STATED EXERCISE:
Reply with one number only, the count of lines holding the string "reasons".

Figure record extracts

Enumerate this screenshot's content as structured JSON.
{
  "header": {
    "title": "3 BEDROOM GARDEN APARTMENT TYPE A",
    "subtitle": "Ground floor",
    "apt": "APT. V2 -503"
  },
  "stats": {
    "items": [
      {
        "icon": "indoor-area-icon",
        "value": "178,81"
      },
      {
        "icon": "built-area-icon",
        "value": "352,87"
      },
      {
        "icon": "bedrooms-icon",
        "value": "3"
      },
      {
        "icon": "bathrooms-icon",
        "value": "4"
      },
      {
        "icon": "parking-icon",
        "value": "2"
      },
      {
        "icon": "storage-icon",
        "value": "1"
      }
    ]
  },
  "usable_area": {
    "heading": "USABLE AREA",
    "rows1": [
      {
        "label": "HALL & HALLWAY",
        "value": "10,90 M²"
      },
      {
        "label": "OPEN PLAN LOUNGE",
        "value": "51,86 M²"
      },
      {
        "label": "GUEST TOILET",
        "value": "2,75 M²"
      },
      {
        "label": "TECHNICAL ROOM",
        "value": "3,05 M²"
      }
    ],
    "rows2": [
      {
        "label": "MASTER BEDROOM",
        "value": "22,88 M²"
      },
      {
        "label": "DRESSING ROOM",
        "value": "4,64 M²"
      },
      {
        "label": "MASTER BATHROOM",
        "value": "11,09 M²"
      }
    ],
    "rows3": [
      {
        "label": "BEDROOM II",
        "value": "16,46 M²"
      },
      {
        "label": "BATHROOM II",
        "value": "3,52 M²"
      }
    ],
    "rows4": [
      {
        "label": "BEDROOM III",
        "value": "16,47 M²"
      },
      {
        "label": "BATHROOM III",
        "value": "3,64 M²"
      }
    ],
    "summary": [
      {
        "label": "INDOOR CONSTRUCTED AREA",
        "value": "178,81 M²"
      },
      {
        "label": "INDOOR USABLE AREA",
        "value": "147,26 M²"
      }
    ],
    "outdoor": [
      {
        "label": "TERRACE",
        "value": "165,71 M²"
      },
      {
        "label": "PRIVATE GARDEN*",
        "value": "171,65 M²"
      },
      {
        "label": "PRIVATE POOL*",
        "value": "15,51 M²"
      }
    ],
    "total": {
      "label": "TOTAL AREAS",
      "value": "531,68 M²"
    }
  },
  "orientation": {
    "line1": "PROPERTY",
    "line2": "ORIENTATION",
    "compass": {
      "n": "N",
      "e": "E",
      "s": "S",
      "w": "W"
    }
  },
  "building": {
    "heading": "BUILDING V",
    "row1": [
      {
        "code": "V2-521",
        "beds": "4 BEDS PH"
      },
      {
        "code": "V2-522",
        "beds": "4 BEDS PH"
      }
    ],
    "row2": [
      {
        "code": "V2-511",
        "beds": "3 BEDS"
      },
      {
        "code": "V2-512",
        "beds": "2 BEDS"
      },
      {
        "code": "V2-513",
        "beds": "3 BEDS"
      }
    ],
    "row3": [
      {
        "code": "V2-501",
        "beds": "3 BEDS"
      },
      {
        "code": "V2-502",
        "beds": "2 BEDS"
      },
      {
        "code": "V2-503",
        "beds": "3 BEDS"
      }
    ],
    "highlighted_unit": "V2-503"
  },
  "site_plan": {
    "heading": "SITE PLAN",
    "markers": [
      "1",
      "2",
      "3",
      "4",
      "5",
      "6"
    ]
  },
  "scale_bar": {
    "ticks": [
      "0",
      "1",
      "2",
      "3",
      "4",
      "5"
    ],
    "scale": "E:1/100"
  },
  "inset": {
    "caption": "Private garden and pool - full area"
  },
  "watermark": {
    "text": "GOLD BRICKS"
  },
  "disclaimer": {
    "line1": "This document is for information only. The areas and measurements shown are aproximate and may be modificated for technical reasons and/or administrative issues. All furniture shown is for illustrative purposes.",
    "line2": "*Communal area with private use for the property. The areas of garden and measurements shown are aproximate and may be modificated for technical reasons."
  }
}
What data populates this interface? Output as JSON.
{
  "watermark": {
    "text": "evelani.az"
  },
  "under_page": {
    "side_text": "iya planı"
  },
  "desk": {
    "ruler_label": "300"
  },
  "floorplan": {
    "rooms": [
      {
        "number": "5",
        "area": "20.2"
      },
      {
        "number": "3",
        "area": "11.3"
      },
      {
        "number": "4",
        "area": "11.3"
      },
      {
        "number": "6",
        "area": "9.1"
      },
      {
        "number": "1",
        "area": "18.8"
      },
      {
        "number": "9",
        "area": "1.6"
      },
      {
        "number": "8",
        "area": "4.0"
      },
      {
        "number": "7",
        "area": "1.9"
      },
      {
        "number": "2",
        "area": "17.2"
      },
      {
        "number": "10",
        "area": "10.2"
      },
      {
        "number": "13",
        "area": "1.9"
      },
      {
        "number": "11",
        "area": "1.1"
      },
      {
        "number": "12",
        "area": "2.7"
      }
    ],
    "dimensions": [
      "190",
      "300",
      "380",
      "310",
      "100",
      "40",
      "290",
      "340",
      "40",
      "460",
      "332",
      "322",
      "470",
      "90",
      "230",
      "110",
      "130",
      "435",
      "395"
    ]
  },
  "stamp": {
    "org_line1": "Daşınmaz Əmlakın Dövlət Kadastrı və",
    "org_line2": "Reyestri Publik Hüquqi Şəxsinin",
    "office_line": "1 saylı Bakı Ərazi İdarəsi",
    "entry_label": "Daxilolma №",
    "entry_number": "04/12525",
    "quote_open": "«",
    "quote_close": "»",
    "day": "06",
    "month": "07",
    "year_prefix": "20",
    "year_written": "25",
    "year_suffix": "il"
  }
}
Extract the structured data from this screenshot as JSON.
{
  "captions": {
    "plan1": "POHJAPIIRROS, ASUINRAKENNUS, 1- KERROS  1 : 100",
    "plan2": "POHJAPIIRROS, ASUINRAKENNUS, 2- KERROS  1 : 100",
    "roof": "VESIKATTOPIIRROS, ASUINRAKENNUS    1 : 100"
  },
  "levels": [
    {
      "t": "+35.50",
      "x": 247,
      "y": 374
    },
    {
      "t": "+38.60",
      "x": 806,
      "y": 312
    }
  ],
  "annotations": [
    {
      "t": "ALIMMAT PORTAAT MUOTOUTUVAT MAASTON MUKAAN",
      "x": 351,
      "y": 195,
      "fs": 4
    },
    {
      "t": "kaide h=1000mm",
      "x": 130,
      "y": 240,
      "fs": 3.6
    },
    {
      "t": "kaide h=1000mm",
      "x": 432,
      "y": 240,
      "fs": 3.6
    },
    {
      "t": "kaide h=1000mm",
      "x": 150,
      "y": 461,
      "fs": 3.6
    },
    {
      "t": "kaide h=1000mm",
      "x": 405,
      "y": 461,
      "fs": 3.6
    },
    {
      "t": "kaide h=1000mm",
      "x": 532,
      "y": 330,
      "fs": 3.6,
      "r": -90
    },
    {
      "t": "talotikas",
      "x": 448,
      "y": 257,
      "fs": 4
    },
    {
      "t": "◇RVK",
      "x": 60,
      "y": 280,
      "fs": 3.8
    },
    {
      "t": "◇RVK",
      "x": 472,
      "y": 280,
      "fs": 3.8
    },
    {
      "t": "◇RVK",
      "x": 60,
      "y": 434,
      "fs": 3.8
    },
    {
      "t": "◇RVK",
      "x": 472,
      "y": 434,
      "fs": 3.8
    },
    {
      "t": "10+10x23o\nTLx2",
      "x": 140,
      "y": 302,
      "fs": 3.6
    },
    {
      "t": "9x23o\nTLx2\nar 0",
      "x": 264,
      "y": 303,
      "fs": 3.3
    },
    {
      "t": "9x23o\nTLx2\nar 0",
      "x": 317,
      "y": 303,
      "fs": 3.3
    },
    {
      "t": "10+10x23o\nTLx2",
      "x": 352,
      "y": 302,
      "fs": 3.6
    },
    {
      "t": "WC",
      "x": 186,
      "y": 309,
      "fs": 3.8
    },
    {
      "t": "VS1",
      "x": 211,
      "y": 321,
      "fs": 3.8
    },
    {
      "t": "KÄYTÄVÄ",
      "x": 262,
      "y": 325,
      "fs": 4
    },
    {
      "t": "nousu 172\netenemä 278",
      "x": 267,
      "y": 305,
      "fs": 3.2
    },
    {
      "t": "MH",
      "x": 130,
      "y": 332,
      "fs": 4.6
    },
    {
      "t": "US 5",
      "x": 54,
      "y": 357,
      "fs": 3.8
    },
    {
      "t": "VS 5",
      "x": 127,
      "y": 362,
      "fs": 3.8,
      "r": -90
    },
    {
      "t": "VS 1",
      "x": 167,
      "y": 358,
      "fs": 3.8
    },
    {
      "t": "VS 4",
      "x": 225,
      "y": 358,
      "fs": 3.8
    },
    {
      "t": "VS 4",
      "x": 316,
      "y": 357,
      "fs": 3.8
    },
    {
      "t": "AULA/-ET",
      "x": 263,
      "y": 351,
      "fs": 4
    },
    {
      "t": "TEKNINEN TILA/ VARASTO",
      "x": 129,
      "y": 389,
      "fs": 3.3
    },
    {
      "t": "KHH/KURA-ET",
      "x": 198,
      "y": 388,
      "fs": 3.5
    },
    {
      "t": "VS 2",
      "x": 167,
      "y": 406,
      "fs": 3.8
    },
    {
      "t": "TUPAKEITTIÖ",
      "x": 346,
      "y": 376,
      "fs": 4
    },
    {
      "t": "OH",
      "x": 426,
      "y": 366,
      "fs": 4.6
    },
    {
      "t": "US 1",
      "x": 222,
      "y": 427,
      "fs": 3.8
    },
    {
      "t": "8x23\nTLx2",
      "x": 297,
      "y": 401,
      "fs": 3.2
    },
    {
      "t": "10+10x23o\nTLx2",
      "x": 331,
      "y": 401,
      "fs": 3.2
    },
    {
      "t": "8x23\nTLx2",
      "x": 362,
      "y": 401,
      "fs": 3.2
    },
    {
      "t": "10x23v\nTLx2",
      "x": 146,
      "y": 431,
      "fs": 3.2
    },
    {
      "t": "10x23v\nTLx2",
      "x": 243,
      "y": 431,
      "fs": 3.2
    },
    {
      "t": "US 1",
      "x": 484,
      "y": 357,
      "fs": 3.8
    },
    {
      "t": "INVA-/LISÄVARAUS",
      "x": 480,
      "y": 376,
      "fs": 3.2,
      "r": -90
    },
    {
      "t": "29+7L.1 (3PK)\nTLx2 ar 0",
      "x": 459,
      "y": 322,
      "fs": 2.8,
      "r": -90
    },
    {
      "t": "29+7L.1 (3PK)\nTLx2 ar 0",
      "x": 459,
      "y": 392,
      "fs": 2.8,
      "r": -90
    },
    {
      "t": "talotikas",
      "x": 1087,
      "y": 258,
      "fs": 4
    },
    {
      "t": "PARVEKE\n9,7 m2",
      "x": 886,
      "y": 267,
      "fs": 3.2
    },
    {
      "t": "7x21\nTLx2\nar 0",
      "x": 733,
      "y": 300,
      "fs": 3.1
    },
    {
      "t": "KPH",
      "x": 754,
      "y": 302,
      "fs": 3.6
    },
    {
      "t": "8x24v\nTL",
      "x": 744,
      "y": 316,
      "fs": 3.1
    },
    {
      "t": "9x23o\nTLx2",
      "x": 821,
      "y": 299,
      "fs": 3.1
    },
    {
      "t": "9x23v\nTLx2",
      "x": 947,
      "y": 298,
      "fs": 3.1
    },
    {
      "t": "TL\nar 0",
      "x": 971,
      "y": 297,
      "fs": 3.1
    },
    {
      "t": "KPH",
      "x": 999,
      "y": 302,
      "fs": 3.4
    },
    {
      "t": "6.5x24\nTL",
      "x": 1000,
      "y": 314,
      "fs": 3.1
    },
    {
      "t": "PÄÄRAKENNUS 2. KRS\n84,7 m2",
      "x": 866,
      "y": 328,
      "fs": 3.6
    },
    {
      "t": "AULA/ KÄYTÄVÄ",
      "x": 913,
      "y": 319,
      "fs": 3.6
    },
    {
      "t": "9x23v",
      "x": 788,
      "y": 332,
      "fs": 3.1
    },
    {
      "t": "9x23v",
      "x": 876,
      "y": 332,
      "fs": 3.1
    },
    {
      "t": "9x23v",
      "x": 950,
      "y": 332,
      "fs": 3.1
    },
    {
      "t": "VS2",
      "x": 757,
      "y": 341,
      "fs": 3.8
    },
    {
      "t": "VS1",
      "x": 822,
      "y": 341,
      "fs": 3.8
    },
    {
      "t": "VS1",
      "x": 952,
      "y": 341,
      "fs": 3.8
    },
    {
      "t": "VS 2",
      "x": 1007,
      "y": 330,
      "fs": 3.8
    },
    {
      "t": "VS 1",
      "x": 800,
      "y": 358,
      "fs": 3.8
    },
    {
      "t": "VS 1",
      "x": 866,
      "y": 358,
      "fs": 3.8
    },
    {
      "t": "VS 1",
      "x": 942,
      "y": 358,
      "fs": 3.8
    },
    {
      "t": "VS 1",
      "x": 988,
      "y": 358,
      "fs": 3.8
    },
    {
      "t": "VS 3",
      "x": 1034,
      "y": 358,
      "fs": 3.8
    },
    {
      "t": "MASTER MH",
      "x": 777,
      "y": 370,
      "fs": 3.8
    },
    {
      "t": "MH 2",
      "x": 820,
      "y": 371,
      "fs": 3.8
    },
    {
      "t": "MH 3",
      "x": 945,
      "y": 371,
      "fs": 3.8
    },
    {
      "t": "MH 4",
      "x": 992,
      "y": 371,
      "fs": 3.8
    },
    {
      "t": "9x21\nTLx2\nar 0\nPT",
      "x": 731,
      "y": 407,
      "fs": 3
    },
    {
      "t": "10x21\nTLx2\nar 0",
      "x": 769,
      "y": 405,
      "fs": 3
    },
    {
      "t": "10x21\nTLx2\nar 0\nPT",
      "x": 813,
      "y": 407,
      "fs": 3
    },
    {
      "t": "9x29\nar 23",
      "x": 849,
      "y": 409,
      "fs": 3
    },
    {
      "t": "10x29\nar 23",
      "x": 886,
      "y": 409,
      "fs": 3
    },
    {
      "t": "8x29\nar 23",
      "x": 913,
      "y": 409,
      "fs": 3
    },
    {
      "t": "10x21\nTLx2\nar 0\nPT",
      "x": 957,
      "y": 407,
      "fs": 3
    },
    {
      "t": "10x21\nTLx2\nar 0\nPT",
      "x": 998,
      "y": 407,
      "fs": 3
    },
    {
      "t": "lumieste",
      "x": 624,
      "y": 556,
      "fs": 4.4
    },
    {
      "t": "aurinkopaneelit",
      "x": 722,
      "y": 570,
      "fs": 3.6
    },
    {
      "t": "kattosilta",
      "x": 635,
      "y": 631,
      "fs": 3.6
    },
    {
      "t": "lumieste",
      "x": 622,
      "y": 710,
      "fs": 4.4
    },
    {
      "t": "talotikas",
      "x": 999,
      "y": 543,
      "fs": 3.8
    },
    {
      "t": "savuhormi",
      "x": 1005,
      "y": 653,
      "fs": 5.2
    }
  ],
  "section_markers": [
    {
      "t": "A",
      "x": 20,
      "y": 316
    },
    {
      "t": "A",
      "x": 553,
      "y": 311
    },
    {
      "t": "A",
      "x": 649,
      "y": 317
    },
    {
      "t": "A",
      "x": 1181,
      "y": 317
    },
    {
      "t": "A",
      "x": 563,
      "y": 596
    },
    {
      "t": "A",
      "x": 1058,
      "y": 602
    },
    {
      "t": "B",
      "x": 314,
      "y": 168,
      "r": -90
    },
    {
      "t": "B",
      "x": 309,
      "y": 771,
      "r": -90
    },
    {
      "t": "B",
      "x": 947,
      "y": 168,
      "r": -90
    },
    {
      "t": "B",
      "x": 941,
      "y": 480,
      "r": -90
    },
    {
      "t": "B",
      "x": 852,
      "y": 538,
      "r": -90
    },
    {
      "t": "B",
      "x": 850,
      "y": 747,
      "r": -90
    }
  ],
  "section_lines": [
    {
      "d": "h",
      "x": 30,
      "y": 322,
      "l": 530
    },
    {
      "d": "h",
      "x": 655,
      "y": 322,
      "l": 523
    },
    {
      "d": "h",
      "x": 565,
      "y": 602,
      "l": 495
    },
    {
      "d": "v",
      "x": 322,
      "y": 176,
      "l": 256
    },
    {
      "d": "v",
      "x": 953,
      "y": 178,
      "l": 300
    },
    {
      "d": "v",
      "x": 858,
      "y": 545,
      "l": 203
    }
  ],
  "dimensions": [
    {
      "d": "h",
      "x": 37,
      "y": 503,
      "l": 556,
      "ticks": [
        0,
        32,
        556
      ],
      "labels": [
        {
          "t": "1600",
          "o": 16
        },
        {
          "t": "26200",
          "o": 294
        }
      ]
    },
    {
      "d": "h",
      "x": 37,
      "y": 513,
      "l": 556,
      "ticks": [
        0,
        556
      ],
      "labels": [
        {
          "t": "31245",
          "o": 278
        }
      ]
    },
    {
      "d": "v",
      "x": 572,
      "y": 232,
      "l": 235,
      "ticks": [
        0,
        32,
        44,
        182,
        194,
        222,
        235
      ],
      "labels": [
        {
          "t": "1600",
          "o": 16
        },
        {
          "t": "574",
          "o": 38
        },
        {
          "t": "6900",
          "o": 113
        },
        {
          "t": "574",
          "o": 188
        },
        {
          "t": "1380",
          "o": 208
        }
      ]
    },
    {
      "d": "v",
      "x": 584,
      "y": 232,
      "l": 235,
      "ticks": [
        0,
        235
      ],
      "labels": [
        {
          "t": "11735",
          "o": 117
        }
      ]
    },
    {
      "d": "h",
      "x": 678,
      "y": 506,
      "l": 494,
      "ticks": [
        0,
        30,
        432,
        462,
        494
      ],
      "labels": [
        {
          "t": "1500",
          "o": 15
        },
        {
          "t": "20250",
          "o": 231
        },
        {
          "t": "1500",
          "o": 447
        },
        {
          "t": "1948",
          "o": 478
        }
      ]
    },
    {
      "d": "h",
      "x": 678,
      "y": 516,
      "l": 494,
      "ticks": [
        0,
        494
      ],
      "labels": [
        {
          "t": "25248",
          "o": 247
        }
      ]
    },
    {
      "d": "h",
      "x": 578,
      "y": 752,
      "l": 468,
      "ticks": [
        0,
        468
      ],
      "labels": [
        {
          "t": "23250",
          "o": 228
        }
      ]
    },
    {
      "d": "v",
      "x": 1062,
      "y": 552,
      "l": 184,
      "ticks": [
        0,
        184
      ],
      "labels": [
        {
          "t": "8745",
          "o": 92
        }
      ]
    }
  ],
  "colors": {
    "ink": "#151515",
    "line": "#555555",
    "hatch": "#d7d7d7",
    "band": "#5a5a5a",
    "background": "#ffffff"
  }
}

WORKED SOLUTION:
2